For the entries below, how many lines include the word "have"? Give the figure and nothing more.

◆ Raw data
──────
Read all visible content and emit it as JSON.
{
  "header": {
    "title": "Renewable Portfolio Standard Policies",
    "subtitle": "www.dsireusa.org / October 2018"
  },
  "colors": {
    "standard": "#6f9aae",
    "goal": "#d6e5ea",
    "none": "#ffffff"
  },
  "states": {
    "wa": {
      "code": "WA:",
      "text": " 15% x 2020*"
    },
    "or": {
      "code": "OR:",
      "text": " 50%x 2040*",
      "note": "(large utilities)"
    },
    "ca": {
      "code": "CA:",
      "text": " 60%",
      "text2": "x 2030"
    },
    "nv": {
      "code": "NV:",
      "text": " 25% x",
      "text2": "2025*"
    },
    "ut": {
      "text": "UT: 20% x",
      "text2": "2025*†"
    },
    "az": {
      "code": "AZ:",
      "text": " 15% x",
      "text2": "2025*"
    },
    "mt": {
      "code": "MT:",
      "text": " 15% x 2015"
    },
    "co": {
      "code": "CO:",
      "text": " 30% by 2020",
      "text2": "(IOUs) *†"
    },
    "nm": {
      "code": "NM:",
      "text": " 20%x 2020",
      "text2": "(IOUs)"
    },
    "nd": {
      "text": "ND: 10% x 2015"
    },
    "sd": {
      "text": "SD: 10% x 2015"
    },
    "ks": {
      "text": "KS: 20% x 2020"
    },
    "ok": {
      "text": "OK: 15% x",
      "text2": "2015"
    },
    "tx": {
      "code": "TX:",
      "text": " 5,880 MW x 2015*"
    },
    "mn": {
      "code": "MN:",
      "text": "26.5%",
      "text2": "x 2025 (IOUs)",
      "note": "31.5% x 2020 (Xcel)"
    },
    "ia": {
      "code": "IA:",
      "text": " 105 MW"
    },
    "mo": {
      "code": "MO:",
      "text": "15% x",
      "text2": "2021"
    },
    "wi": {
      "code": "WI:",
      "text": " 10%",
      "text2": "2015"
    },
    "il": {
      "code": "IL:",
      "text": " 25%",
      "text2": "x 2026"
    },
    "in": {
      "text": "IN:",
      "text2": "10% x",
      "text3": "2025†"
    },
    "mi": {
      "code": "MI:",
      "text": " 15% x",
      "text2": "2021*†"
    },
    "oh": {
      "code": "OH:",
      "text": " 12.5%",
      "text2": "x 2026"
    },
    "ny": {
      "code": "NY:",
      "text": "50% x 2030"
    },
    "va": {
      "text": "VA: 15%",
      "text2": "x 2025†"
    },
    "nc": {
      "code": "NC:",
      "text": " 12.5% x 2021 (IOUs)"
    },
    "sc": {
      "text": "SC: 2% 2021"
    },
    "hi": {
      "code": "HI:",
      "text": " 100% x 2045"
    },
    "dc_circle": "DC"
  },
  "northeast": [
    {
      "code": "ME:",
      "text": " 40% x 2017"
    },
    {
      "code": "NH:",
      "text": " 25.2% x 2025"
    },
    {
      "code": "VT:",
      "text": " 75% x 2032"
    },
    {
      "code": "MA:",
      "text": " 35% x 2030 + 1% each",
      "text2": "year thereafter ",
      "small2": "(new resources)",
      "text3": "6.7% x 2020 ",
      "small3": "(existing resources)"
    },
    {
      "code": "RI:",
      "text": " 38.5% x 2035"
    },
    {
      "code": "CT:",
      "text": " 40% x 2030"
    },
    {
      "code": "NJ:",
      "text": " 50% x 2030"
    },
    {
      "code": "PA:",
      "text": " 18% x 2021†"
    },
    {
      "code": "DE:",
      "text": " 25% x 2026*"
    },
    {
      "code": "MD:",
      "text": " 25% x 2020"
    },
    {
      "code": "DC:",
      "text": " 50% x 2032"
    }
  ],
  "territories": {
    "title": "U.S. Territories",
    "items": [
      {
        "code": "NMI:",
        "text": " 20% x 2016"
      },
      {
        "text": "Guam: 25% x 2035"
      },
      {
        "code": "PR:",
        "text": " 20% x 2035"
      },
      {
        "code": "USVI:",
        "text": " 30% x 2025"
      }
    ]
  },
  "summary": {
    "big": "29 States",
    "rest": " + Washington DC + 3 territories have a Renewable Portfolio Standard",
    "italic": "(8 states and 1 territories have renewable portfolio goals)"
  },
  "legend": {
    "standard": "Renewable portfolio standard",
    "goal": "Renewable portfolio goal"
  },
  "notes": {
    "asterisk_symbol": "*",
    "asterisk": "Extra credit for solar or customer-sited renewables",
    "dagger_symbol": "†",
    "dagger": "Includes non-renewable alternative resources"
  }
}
──────
◆ Correct answer
2